[Description of the task] No images are to be carried over; print all other material exactly as it stands.

— START —

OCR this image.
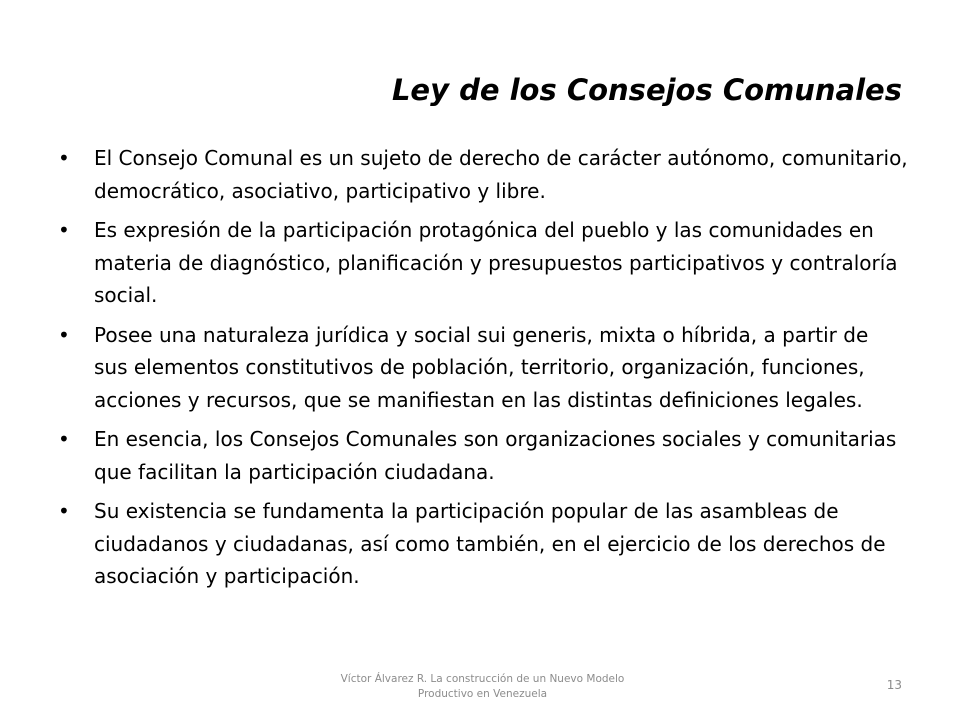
Ley de los Consejos Comunales
•	El Consejo Comunal es un sujeto de derecho de carácter autónomo, comunitario, democrático, asociativo, participativo y libre.
•	Es expresión de la participación protagónica del pueblo y las comunidades en materia de diagnóstico, planificación y presupuestos participativos y contraloría social.
•	Posee una naturaleza jurídica y social sui generis, mixta o híbrida, a partir de sus elementos constitutivos de población, territorio, organización, funciones, acciones y recursos, que se manifiestan en las distintas definiciones legales.
•	En esencia, los Consejos Comunales son organizaciones sociales y comunitarias que facilitan la participación ciudadana.
•	Su existencia se fundamenta la participación popular de las asambleas de ciudadanos y ciudadanas, así como también, en el ejercicio de los derechos de asociación y participación.
Víctor Álvarez R. La construcción de un Nuevo Modelo Productivo en Venezuela
13
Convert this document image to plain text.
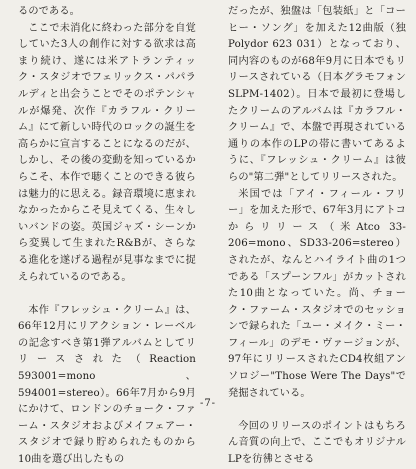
るのである。

ここで未消化に終わった部分を自覚していた3人の創作に対する欲求は高まり続け、遂には米アトランティック・スタジオでフェリックス・パパラルディと出会うことでそのポテンシャルが爆発、次作『カラフル・クリーム』にて新しい時代のロックの誕生を高らかに宣言することになるのだが、しかし、その後の変動を知っているからこそ、本作で聴くことのできる彼らは魅力的に思える。録音環境に恵まれなかったからこそ見えてくる、生々しいバンドの姿。英国ジャズ・シーンから変異して生まれたR&Bが、さらなる進化を遂げる過程が見事なまでに捉えられているのである。

本作『フレッシュ・クリーム』は、66年12月にリアクション・レーベルの記念すべき第1弾アルバムとしてリリースされた（Reaction 593001=mono、594001=stereo）。66年7月から9月にかけて、ロンドンのチョーク・ファーム・スタジオおよびメイフェアー・スタジオで録り貯められたものから10曲を選び出したもの

だったが、独盤は「包装紙」と「コーヒー・ソング」を加えた12曲版（独Polydor 623 031）となっており、同内容のものが68年9月に日本でもリリースされている（日本グラモフォン SLPM-1402）。日本で最初に登場したクリームのアルバムは『カラフル・クリーム』で、本盤で再現されている通りの本作のLPの帯に書いてあるように、『フレッシュ・クリーム』は彼らの"第二弾"としてリリースされた。

米国では「アイ・フィール・フリー」を加えた形で、67年3月にアトコからリリース（米Atco 33-206=mono、SD33-206=stereo）されたが、なんとハイライト曲の1つである「スプーンフル」がカットされた10曲となっていた。尚、チョーク・ファーム・スタジオでのセッションで録られた「ユー・メイク・ミー・フィール」のデモ・ヴァージョンが、97年にリリースされたCD4枚組アンソロジー"Those Were The Days"で発掘されている。

今回のリリースのポイントはもちろん音質の向上で、ここでもオリジナルLPを彷彿とさせる

-7-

— END —

[Answer to this exercise]
OCR this image.
Ley de los Consejos Comunales
•	El Consejo Comunal es un sujeto de derecho de carácter autónomo, comunitario, democrático, asociativo, participativo y libre.
•	Es expresión de la participación protagónica del pueblo y las comunidades en materia de diagnóstico, planificación y presupuestos participativos y contraloría social.
•	Posee una naturaleza jurídica y social sui generis, mixta o híbrida, a partir de sus elementos constitutivos de población, territorio, organización, funciones, acciones y recursos, que se manifiestan en las distintas definiciones legales.
•	En esencia, los Consejos Comunales son organizaciones sociales y comunitarias que facilitan la participación ciudadana.
•	Su existencia se fundamenta la participación popular de las asambleas de ciudadanos y ciudadanas, así como también, en el ejercicio de los derechos de asociación y participación.
Víctor Álvarez R. La construcción de un Nuevo Modelo Productivo en Venezuela
13
Convert this document image to plain text.
るのである。

ここで未消化に終わった部分を自覚していた3人の創作に対する欲求は高まり続け、遂には米アトランティック・スタジオでフェリックス・パパラルディと出会うことでそのポテンシャルが爆発、次作『カラフル・クリーム』にて新しい時代のロックの誕生を高らかに宣言することになるのだが、しかし、その後の変動を知っているからこそ、本作で聴くことのできる彼らは魅力的に思える。録音環境に恵まれなかったからこそ見えてくる、生々しいバンドの姿。英国ジャズ・シーンから変異して生まれたR&Bが、さらなる進化を遂げる過程が見事なまでに捉えられているのである。

本作『フレッシュ・クリーム』は、66年12月にリアクション・レーベルの記念すべき第1弾アルバムとしてリリースされた（Reaction 593001=mono、594001=stereo）。66年7月から9月にかけて、ロンドンのチョーク・ファーム・スタジオおよびメイフェアー・スタジオで録り貯められたものから10曲を選び出したもの

だったが、独盤は「包装紙」と「コーヒー・ソング」を加えた12曲版（独Polydor 623 031）となっており、同内容のものが68年9月に日本でもリリースされている（日本グラモフォン SLPM-1402）。日本で最初に登場したクリームのアルバムは『カラフル・クリーム』で、本盤で再現されている通りの本作のLPの帯に書いてあるように、『フレッシュ・クリーム』は彼らの"第二弾"としてリリースされた。

米国では「アイ・フィール・フリー」を加えた形で、67年3月にアトコからリリース（米Atco 33-206=mono、SD33-206=stereo）されたが、なんとハイライト曲の1つである「スプーンフル」がカットされた10曲となっていた。尚、チョーク・ファーム・スタジオでのセッションで録られた「ユー・メイク・ミー・フィール」のデモ・ヴァージョンが、97年にリリースされたCD4枚組アンソロジー"Those Were The Days"で発掘されている。

今回のリリースのポイントはもちろん音質の向上で、ここでもオリジナルLPを彷彿とさせる

-7-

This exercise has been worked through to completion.